* What is required *
Find and return each line containing "gallery".

##### Task data #####

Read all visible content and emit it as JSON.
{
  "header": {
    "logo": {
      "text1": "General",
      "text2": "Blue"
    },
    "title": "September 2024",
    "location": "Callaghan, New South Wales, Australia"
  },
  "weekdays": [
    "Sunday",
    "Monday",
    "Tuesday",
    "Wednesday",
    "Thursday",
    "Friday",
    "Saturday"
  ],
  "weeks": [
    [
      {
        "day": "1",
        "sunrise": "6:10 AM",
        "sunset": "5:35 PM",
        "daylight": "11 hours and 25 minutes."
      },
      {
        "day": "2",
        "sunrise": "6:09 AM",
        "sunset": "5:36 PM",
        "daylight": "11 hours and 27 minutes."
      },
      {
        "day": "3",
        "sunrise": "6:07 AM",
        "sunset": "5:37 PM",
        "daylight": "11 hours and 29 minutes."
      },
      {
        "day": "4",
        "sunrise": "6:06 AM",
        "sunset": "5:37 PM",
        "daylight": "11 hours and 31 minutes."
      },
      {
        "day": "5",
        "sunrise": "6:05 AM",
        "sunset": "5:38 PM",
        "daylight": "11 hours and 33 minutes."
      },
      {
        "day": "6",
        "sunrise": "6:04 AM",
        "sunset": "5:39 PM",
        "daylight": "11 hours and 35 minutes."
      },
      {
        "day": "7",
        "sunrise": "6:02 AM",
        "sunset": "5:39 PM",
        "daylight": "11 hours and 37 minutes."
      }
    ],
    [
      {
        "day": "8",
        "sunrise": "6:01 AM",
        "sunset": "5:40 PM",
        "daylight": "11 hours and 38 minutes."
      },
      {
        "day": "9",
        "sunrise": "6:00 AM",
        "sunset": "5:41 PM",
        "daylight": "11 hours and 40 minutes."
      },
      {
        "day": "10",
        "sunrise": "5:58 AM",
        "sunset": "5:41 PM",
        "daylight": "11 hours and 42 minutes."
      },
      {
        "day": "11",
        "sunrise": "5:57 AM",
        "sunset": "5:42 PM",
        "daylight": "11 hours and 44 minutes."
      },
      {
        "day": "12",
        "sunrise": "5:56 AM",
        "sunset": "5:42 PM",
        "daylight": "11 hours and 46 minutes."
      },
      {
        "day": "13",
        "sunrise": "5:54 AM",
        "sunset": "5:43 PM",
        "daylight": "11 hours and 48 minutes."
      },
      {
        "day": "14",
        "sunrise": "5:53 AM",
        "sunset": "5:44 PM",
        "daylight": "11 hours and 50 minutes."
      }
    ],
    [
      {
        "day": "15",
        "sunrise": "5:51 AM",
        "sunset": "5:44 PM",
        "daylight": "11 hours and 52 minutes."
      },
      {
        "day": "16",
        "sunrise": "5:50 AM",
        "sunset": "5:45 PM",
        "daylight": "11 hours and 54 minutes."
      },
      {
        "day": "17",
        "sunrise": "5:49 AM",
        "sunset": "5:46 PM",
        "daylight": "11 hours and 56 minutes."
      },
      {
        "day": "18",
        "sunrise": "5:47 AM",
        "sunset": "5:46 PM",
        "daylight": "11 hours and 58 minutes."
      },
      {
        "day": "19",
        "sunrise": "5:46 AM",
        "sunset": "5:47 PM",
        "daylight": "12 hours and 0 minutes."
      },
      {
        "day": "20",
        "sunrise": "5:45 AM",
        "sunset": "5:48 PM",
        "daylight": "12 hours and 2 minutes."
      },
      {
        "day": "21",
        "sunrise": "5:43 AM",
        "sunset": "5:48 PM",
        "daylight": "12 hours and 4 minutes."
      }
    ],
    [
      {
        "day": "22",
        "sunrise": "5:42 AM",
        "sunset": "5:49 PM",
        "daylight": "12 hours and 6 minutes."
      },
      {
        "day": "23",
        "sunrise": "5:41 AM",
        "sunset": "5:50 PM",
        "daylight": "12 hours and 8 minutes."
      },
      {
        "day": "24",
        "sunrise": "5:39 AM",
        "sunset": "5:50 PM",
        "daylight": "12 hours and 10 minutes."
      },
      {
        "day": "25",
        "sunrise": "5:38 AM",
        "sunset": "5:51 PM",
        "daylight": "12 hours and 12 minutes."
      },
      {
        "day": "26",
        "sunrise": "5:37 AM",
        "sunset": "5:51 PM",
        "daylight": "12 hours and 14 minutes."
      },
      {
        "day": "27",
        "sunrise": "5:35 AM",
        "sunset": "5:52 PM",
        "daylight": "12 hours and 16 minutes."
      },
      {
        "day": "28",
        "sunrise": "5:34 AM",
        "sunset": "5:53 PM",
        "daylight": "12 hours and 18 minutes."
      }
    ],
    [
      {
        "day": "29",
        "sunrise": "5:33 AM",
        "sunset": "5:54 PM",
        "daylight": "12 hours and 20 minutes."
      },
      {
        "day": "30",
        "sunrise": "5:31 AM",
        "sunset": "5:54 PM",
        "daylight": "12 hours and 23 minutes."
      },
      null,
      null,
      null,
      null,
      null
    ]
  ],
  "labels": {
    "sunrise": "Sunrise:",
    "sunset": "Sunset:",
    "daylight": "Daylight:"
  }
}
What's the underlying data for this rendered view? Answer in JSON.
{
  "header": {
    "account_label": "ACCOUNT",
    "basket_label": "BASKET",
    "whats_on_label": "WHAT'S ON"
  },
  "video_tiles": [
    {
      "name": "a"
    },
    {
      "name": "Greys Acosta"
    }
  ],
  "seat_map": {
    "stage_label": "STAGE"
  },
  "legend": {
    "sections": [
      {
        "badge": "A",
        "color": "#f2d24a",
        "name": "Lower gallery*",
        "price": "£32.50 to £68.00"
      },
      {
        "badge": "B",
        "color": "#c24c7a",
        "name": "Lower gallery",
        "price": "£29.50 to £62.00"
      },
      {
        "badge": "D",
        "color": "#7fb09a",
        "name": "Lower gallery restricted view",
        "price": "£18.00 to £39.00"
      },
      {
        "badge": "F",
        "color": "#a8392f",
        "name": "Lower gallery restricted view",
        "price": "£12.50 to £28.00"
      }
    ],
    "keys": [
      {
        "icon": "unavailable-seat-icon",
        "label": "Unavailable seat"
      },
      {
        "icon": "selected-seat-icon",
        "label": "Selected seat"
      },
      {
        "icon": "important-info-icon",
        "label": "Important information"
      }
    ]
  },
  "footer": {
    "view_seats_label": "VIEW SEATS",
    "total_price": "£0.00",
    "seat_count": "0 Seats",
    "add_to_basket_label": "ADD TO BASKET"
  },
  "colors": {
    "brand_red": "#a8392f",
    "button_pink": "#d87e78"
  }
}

#####

* Right answer *
        "name": "Lower gallery*",
        "name": "Lower gallery",
        "name": "Lower gallery restricted view",
        "name": "Lower gallery restricted view",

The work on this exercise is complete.